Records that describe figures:
◆ ◆ ◆

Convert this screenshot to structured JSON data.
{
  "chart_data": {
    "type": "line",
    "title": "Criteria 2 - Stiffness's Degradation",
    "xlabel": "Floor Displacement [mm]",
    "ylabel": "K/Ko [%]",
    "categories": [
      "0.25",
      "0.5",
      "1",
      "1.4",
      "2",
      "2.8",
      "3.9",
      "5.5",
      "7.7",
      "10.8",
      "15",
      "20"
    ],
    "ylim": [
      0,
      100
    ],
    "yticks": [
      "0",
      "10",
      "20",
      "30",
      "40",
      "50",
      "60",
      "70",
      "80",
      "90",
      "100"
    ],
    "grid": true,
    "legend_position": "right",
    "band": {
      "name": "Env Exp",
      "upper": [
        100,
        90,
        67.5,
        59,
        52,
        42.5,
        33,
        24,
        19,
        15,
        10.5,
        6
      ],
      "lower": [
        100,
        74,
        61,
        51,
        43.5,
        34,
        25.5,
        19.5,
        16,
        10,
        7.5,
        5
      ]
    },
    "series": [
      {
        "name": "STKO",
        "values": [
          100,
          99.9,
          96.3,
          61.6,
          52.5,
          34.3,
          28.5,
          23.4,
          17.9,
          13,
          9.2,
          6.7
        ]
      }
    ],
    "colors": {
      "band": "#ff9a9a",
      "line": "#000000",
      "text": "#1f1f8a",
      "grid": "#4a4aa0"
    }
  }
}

◆ ◆ ◆

→ **THE EXERCISE**: Extract the complete data, matching each line exactly.

→ **EXPECTED ANSWER**:
Convert this screenshot to structured JSON data.
{
  "chart_data": {
    "type": "line",
    "title": "Criteria 2 - Stiffness's Degradation",
    "xlabel": "Floor Displacement [mm]",
    "ylabel": "K/Ko [%]",
    "categories": [
      "0.25",
      "0.5",
      "1",
      "1.4",
      "2",
      "2.8",
      "3.9",
      "5.5",
      "7.7",
      "10.8",
      "15",
      "20"
    ],
    "ylim": [
      0,
      100
    ],
    "yticks": [
      "0",
      "10",
      "20",
      "30",
      "40",
      "50",
      "60",
      "70",
      "80",
      "90",
      "100"
    ],
    "grid": true,
    "legend_position": "right",
    "band": {
      "name": "Env Exp",
      "upper": [
        100,
        90,
        67.5,
        59,
        52,
        42.5,
        33,
        24,
        19,
        15,
        10.5,
        6
      ],
      "lower": [
        100,
        74,
        61,
        51,
        43.5,
        34,
        25.5,
        19.5,
        16,
        10,
        7.5,
        5
      ]
    },
    "series": [
      {
        "name": "STKO",
        "values": [
          100,
          99.9,
          96.3,
          61.6,
          52.5,
          34.3,
          28.5,
          23.4,
          17.9,
          13,
          9.2,
          6.7
        ]
      }
    ],
    "colors": {
      "band": "#ff9a9a",
      "line": "#000000",
      "text": "#1f1f8a",
      "grid": "#4a4aa0"
    }
  }
}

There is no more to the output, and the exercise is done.